Source entries:
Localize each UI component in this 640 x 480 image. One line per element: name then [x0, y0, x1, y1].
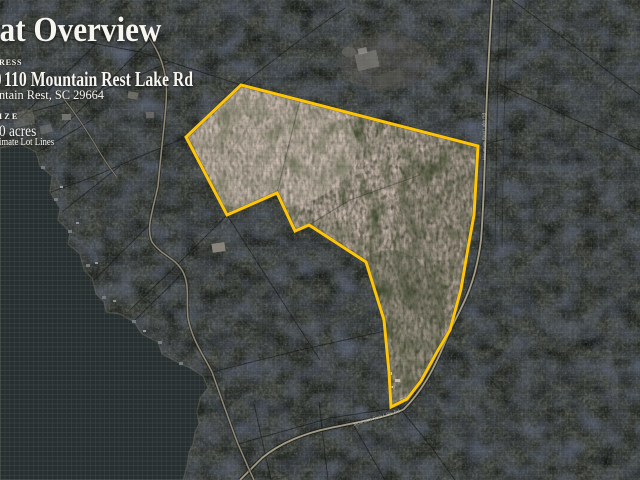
svg-text:Mountain Rest Lake Rd: Mountain Rest Lake Rd	[482, 112, 487, 160]
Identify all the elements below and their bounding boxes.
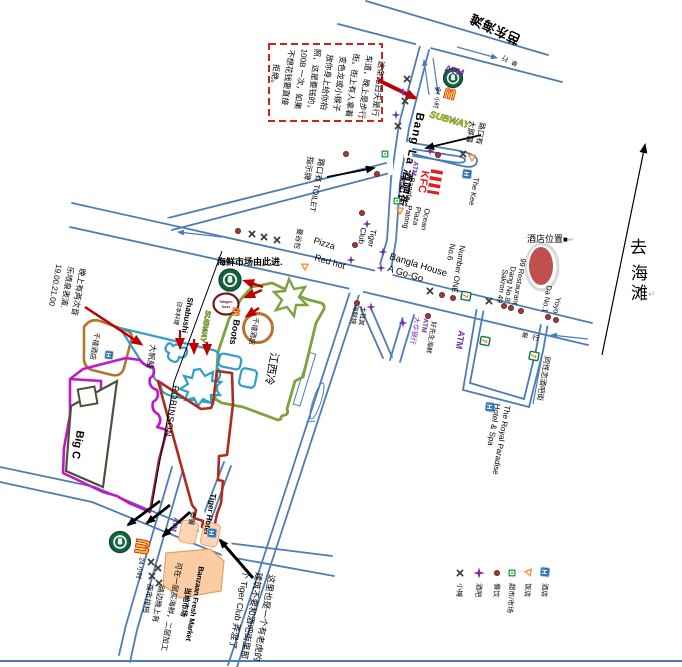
svg-text:海: 海 — [631, 264, 648, 283]
svg-text:滩: 滩 — [631, 284, 648, 303]
svg-text:酒吧: 酒吧 — [474, 583, 483, 598]
svg-text:Dazs: Dazs — [222, 305, 230, 309]
svg-text:去: 去 — [630, 238, 647, 257]
svg-text:↵: ↵ — [648, 289, 656, 299]
svg-text:酒店位置■↵: 酒店位置■↵ — [527, 233, 574, 244]
svg-text:海鲜市场由此进.: 海鲜市场由此进. — [217, 256, 283, 267]
svg-text:Häagen: Häagen — [220, 300, 233, 304]
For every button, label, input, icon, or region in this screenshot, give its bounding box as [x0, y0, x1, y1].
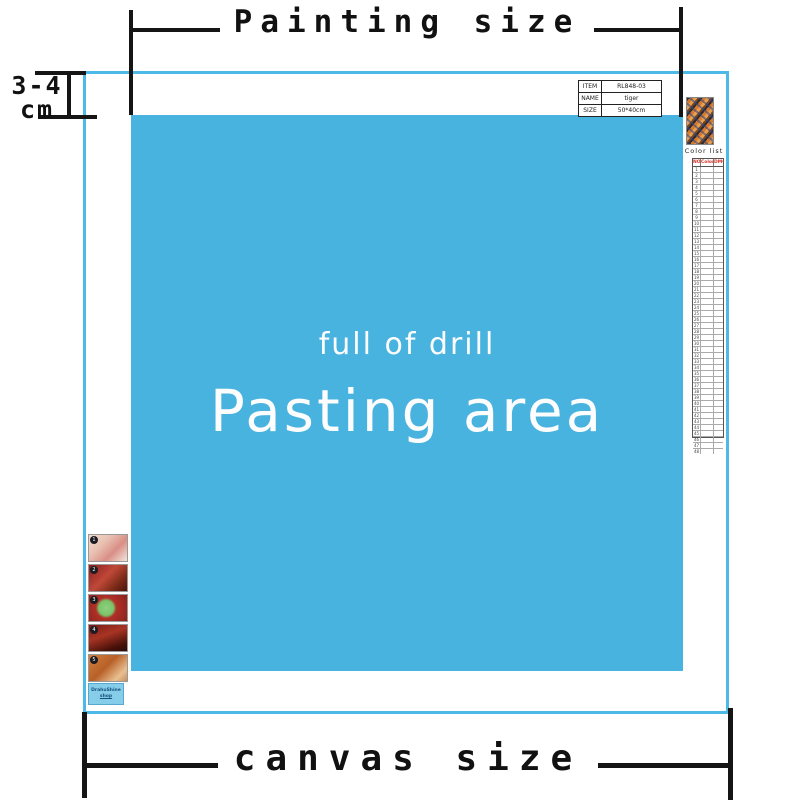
pasting-area: full of drill Pasting area: [131, 115, 683, 671]
pasting-area-subtitle: full of drill: [131, 327, 683, 362]
margin-label: 3-4 cm: [6, 74, 68, 122]
step-number-badge: 5: [90, 656, 98, 664]
step-number-badge: 2: [90, 566, 98, 574]
info-table-value: tiger: [602, 93, 661, 104]
step-photo: 2: [88, 564, 128, 592]
color-list-table: NO Color DMC 1 2 3 4 5 6 7: [692, 158, 724, 438]
item-info-table: ITEM RL848-03 NAME tiger SIZE 50*40cm: [578, 80, 662, 117]
pasting-area-title: Pasting area: [131, 377, 683, 445]
step-photo: 5: [88, 654, 128, 682]
info-table-row: NAME tiger: [579, 92, 661, 104]
step-photo: 1: [88, 534, 128, 562]
step-number-badge: 1: [90, 536, 98, 544]
color-list-row-number: 48: [693, 449, 701, 454]
canvas-size-label-wrap: canvas size: [84, 738, 732, 779]
design-preview-image: [686, 97, 714, 145]
color-list-body: 1 2 3 4 5 6 7 8: [693, 167, 723, 454]
painting-size-label: Painting size: [220, 4, 595, 40]
color-list-header-row: NO Color DMC: [693, 159, 723, 167]
info-table-label: ITEM: [579, 81, 602, 92]
info-table-label: SIZE: [579, 105, 602, 116]
info-table-label: NAME: [579, 93, 602, 104]
step-photo: 3: [88, 594, 128, 622]
color-list-header-no: NO: [693, 159, 701, 166]
step-photo: 4: [88, 624, 128, 652]
shop-name-suffix: shop: [100, 694, 112, 700]
color-list-title: Color list: [682, 147, 726, 155]
margin-label-line2: cm: [6, 98, 68, 122]
color-list-header-color: Color: [701, 159, 714, 166]
info-table-value: 50*40cm: [602, 105, 661, 116]
info-table-row: SIZE 50*40cm: [579, 104, 661, 116]
step-number-badge: 3: [90, 596, 98, 604]
step-number-badge: 4: [90, 626, 98, 634]
canvas-size-label: canvas size: [218, 738, 598, 779]
color-list-row-dmc-cell: [714, 449, 723, 454]
color-list-header-dmc: DMC: [714, 159, 723, 166]
info-table-value: RL848-03: [602, 81, 661, 92]
instruction-step-photos: 1 2 3 4 5: [88, 534, 128, 684]
shop-logo-box: DrahuShine shop: [88, 683, 124, 705]
color-list-row-color-cell: [701, 449, 714, 454]
info-table-row: ITEM RL848-03: [579, 81, 661, 92]
painting-size-label-wrap: Painting size: [131, 4, 683, 40]
color-list-row: 48: [693, 448, 723, 454]
product-diagram: { "measurements": { "painting_size_label…: [0, 0, 800, 800]
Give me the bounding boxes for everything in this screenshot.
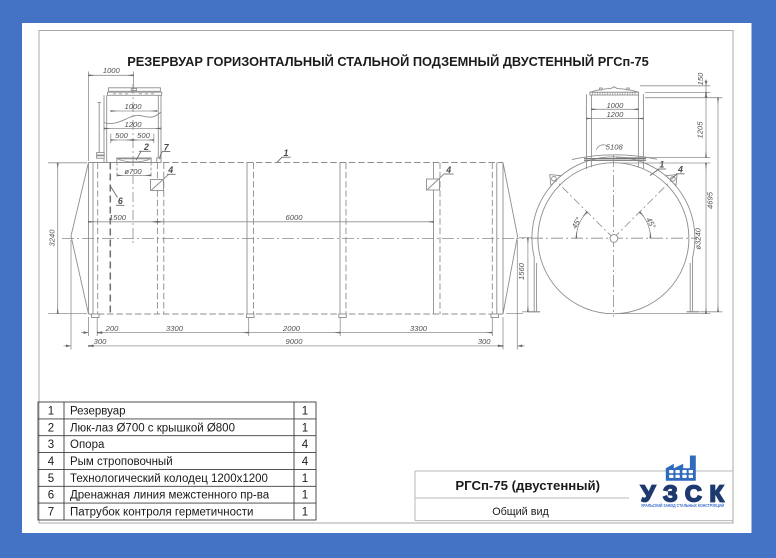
svg-text:150: 150 — [696, 72, 705, 85]
svg-text:5: 5 — [48, 473, 54, 485]
svg-text:ø700: ø700 — [124, 167, 142, 176]
svg-text:1000: 1000 — [606, 101, 624, 110]
svg-text:3300: 3300 — [166, 324, 184, 333]
svg-text:4: 4 — [167, 165, 173, 175]
svg-text:300: 300 — [94, 337, 107, 346]
svg-text:УРАЛЬСКИЙ ЗАВОД СТАЛЬНЫХ КОНСТ: УРАЛЬСКИЙ ЗАВОД СТАЛЬНЫХ КОНСТРУКЦИЙ — [641, 503, 724, 508]
svg-text:2: 2 — [143, 142, 149, 152]
svg-text:500: 500 — [137, 131, 150, 140]
svg-text:Резервуар: Резервуар — [70, 406, 126, 418]
svg-text:РГСп-75 (двустенный): РГСп-75 (двустенный) — [455, 478, 600, 493]
svg-text:1: 1 — [302, 507, 308, 519]
svg-text:1: 1 — [659, 160, 664, 170]
svg-text:4: 4 — [302, 439, 309, 451]
svg-text:1: 1 — [302, 473, 308, 485]
svg-text:200: 200 — [105, 324, 119, 333]
svg-text:9000: 9000 — [286, 337, 304, 346]
svg-text:4695: 4695 — [706, 191, 715, 209]
svg-text:4: 4 — [445, 165, 451, 175]
svg-text:1200: 1200 — [125, 120, 143, 129]
svg-text:1000: 1000 — [125, 102, 143, 111]
svg-text:1: 1 — [302, 422, 308, 434]
svg-text:1: 1 — [302, 490, 308, 502]
svg-text:Опора: Опора — [70, 439, 105, 451]
svg-text:Общий вид: Общий вид — [492, 506, 549, 518]
svg-text:3240: 3240 — [48, 229, 57, 247]
svg-text:500: 500 — [115, 131, 128, 140]
svg-text:Люк-лаз Ø700 с крышкой Ø800: Люк-лаз Ø700 с крышкой Ø800 — [70, 422, 235, 434]
svg-text:1200: 1200 — [606, 110, 624, 119]
svg-text:1: 1 — [48, 406, 54, 418]
svg-text:2: 2 — [48, 422, 54, 434]
svg-text:7: 7 — [48, 507, 54, 519]
svg-text:4: 4 — [302, 456, 309, 468]
svg-text:4: 4 — [48, 456, 55, 468]
svg-text:1560: 1560 — [517, 262, 526, 280]
svg-text:4: 4 — [677, 164, 683, 174]
svg-text:1500: 1500 — [109, 213, 127, 222]
svg-text:1: 1 — [302, 406, 308, 418]
svg-text:2000: 2000 — [282, 324, 301, 333]
svg-text:Технологический колодец 1200х1: Технологический колодец 1200х1200 — [70, 473, 268, 485]
svg-text:5108: 5108 — [606, 142, 624, 151]
svg-text:6: 6 — [48, 490, 54, 502]
svg-text:3: 3 — [48, 439, 54, 451]
svg-text:Патрубок контроля герметичност: Патрубок контроля герметичности — [70, 507, 253, 519]
svg-text:Дренажная линия межстенного пр: Дренажная линия межстенного пр-ва — [70, 490, 270, 502]
svg-text:Рым строповочный: Рым строповочный — [70, 456, 173, 468]
svg-text:1205: 1205 — [695, 121, 704, 139]
svg-text:3300: 3300 — [410, 324, 428, 333]
svg-text:6: 6 — [118, 196, 123, 206]
svg-text:1000: 1000 — [103, 66, 121, 75]
svg-text:1: 1 — [284, 148, 289, 158]
svg-text:300: 300 — [478, 337, 491, 346]
svg-text:ø3240: ø3240 — [694, 227, 703, 249]
svg-text:РЕЗЕРВУАР ГОРИЗОНТАЛЬНЫЙ СТАЛЬ: РЕЗЕРВУАР ГОРИЗОНТАЛЬНЫЙ СТАЛЬНОЙ ПОДЗЕМ… — [127, 54, 649, 69]
svg-text:6000: 6000 — [286, 213, 304, 222]
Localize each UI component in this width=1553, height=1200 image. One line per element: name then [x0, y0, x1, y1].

> Written request
Can you lay out the entries between the lines containing "svg-text:150: 150 — [696, 72, 705, 85]" and "svg-text:РГСп-75 (двустенный): РГСп-75", inclusive, as a JSON list of strings with one string per line, leaving out any blank lines?

> Expected output
[
  "svg-text:150: 150 — [696, 72, 705, 85]",
  "svg-text:5: 5 — [48, 473, 54, 485]",
  "svg-text:ø700: ø700 — [124, 167, 142, 176]",
  "svg-text:1000: 1000 — [606, 101, 624, 110]",
  "svg-text:3300: 3300 — [166, 324, 184, 333]",
  "svg-text:4: 4 — [167, 165, 173, 175]",
  "svg-text:300: 300 — [94, 337, 107, 346]",
  "svg-text:УРАЛЬСКИЙ ЗАВОД СТАЛЬНЫХ КОНСТ: УРАЛЬСКИЙ ЗАВОД СТАЛЬНЫХ КОНСТРУКЦИЙ — [641, 503, 724, 508]",
  "svg-text:2: 2 — [143, 142, 149, 152]",
  "svg-text:500: 500 — [137, 131, 150, 140]",
  "svg-text:Резервуар: Резервуар — [70, 406, 126, 418]",
  "svg-text:РГСп-75 (двустенный): РГСп-75 (двустенный) — [455, 478, 600, 493]"
]